---- GIVEN INFORMATION

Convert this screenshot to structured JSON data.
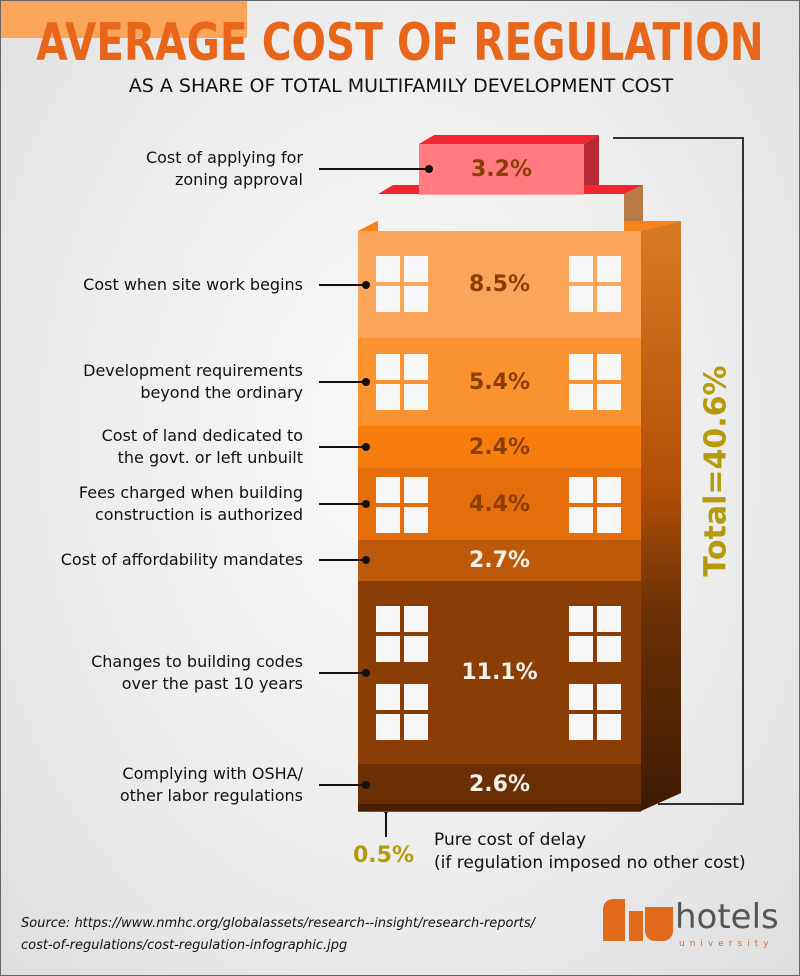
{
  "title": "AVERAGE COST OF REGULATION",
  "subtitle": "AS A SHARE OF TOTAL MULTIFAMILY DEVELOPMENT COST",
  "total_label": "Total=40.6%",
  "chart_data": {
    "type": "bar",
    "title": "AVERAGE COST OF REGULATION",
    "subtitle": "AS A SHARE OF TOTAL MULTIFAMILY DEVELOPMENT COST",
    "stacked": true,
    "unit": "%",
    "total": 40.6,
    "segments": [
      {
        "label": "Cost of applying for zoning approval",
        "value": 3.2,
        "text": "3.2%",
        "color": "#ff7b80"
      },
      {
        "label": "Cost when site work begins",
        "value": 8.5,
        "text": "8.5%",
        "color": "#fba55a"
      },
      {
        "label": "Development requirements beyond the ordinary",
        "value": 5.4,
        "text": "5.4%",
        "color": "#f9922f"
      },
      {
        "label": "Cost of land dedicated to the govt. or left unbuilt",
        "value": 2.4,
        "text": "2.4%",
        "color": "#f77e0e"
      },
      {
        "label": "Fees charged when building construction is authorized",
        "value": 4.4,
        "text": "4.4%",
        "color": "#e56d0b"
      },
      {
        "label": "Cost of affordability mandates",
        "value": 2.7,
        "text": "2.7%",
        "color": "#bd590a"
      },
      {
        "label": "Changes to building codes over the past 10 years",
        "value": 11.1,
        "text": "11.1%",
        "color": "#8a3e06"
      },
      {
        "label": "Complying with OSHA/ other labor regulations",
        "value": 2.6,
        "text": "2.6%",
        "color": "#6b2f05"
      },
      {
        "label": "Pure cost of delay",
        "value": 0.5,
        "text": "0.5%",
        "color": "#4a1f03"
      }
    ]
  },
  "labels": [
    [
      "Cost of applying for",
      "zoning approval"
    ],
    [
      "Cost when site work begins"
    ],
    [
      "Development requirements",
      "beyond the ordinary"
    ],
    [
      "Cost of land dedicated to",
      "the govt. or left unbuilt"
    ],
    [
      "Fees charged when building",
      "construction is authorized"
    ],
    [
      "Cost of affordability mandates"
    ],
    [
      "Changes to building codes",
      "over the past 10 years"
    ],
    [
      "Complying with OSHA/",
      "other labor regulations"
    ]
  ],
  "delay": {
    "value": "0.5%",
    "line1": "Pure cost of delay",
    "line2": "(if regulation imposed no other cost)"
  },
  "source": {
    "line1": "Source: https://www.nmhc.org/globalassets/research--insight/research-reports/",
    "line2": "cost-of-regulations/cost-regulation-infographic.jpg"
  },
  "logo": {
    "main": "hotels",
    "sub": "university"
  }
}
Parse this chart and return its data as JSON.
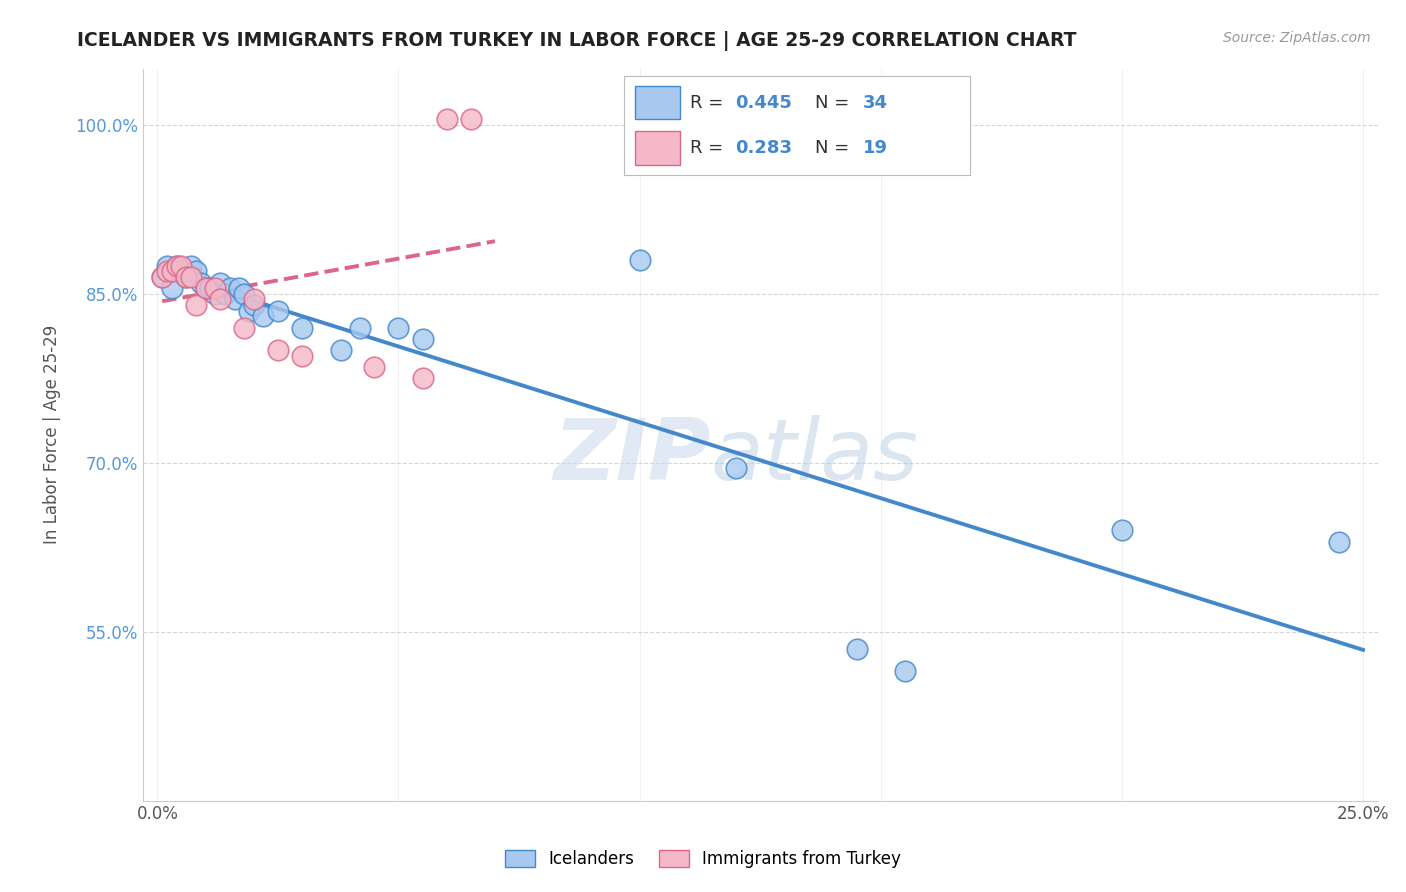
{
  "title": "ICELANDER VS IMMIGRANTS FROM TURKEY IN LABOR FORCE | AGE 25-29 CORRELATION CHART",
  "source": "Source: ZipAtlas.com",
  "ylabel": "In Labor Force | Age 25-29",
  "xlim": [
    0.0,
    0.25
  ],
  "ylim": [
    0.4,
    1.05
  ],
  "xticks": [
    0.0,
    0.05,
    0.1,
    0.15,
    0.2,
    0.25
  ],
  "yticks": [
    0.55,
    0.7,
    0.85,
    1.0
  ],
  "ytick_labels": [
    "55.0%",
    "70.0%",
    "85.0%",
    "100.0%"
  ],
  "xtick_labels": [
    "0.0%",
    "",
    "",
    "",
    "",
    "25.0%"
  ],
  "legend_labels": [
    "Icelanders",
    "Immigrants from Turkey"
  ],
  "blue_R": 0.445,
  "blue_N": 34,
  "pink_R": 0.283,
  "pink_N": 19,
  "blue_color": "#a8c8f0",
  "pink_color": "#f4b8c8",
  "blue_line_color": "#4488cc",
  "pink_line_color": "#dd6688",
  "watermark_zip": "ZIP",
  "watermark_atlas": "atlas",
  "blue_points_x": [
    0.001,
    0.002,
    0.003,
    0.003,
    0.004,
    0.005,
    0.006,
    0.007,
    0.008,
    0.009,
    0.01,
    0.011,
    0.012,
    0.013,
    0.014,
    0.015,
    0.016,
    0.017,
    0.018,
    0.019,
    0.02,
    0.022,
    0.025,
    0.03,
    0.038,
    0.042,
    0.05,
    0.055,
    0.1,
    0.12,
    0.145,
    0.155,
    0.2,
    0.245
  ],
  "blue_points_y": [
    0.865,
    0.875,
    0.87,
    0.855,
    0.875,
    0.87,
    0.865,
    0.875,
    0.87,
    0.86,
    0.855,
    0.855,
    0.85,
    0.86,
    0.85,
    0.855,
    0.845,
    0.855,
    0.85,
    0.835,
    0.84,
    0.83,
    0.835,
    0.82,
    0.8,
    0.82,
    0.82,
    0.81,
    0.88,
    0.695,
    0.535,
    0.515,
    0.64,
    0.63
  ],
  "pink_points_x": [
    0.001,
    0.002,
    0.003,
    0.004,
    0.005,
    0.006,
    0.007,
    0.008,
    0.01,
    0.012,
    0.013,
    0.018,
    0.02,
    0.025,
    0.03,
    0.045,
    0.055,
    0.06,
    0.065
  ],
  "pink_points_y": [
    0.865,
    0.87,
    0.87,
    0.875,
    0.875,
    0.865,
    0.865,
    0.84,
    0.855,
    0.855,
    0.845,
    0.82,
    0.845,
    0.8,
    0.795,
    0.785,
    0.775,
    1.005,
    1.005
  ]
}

--------

**WHAT THE TASK REQUIRES:**
Repeat the data exactly in full, omitting its pictures.

**SOLUTION FOR THIS EXERCISE:**
Convert this screenshot to structured JSON data.
{
  "title": "AVERAGE COST OF REGULATION",
  "subtitle": "AS A SHARE OF TOTAL MULTIFAMILY DEVELOPMENT COST",
  "total_label": "Total=40.6%",
  "chart_data": {
    "type": "bar",
    "title": "AVERAGE COST OF REGULATION",
    "subtitle": "AS A SHARE OF TOTAL MULTIFAMILY DEVELOPMENT COST",
    "stacked": true,
    "unit": "%",
    "total": 40.6,
    "segments": [
      {
        "label": "Cost of applying for zoning approval",
        "value": 3.2,
        "text": "3.2%",
        "color": "#ff7b80"
      },
      {
        "label": "Cost when site work begins",
        "value": 8.5,
        "text": "8.5%",
        "color": "#fba55a"
      },
      {
        "label": "Development requirements beyond the ordinary",
        "value": 5.4,
        "text": "5.4%",
        "color": "#f9922f"
      },
      {
        "label": "Cost of land dedicated to the govt. or left unbuilt",
        "value": 2.4,
        "text": "2.4%",
        "color": "#f77e0e"
      },
      {
        "label": "Fees charged when building construction is authorized",
        "value": 4.4,
        "text": "4.4%",
        "color": "#e56d0b"
      },
      {
        "label": "Cost of affordability mandates",
        "value": 2.7,
        "text": "2.7%",
        "color": "#bd590a"
      },
      {
        "label": "Changes to building codes over the past 10 years",
        "value": 11.1,
        "text": "11.1%",
        "color": "#8a3e06"
      },
      {
        "label": "Complying with OSHA/ other labor regulations",
        "value": 2.6,
        "text": "2.6%",
        "color": "#6b2f05"
      },
      {
        "label": "Pure cost of delay",
        "value": 0.5,
        "text": "0.5%",
        "color": "#4a1f03"
      }
    ]
  },
  "labels": [
    [
      "Cost of applying for",
      "zoning approval"
    ],
    [
      "Cost when site work begins"
    ],
    [
      "Development requirements",
      "beyond the ordinary"
    ],
    [
      "Cost of land dedicated to",
      "the govt. or left unbuilt"
    ],
    [
      "Fees charged when building",
      "construction is authorized"
    ],
    [
      "Cost of affordability mandates"
    ],
    [
      "Changes to building codes",
      "over the past 10 years"
    ],
    [
      "Complying with OSHA/",
      "other labor regulations"
    ]
  ],
  "delay": {
    "value": "0.5%",
    "line1": "Pure cost of delay",
    "line2": "(if regulation imposed no other cost)"
  },
  "source": {
    "line1": "Source: https://www.nmhc.org/globalassets/research--insight/research-reports/",
    "line2": "cost-of-regulations/cost-regulation-infographic.jpg"
  },
  "logo": {
    "main": "hotels",
    "sub": "university"
  }
}
Parse this chart and return its data as JSON.
{
  "title": "ICELANDER VS IMMIGRANTS FROM TURKEY IN LABOR FORCE | AGE 25-29 CORRELATION CHART",
  "source": "Source: ZipAtlas.com",
  "ylabel": "In Labor Force | Age 25-29",
  "xlim": [
    0.0,
    0.25
  ],
  "ylim": [
    0.4,
    1.05
  ],
  "xticks": [
    0.0,
    0.05,
    0.1,
    0.15,
    0.2,
    0.25
  ],
  "yticks": [
    0.55,
    0.7,
    0.85,
    1.0
  ],
  "ytick_labels": [
    "55.0%",
    "70.0%",
    "85.0%",
    "100.0%"
  ],
  "xtick_labels": [
    "0.0%",
    "",
    "",
    "",
    "",
    "25.0%"
  ],
  "legend_labels": [
    "Icelanders",
    "Immigrants from Turkey"
  ],
  "blue_R": 0.445,
  "blue_N": 34,
  "pink_R": 0.283,
  "pink_N": 19,
  "blue_color": "#a8c8f0",
  "pink_color": "#f4b8c8",
  "blue_line_color": "#4488cc",
  "pink_line_color": "#dd6688",
  "watermark_zip": "ZIP",
  "watermark_atlas": "atlas",
  "blue_points_x": [
    0.001,
    0.002,
    0.003,
    0.003,
    0.004,
    0.005,
    0.006,
    0.007,
    0.008,
    0.009,
    0.01,
    0.011,
    0.012,
    0.013,
    0.014,
    0.015,
    0.016,
    0.017,
    0.018,
    0.019,
    0.02,
    0.022,
    0.025,
    0.03,
    0.038,
    0.042,
    0.05,
    0.055,
    0.1,
    0.12,
    0.145,
    0.155,
    0.2,
    0.245
  ],
  "blue_points_y": [
    0.865,
    0.875,
    0.87,
    0.855,
    0.875,
    0.87,
    0.865,
    0.875,
    0.87,
    0.86,
    0.855,
    0.855,
    0.85,
    0.86,
    0.85,
    0.855,
    0.845,
    0.855,
    0.85,
    0.835,
    0.84,
    0.83,
    0.835,
    0.82,
    0.8,
    0.82,
    0.82,
    0.81,
    0.88,
    0.695,
    0.535,
    0.515,
    0.64,
    0.63
  ],
  "pink_points_x": [
    0.001,
    0.002,
    0.003,
    0.004,
    0.005,
    0.006,
    0.007,
    0.008,
    0.01,
    0.012,
    0.013,
    0.018,
    0.02,
    0.025,
    0.03,
    0.045,
    0.055,
    0.06,
    0.065
  ],
  "pink_points_y": [
    0.865,
    0.87,
    0.87,
    0.875,
    0.875,
    0.865,
    0.865,
    0.84,
    0.855,
    0.855,
    0.845,
    0.82,
    0.845,
    0.8,
    0.795,
    0.785,
    0.775,
    1.005,
    1.005
  ]
}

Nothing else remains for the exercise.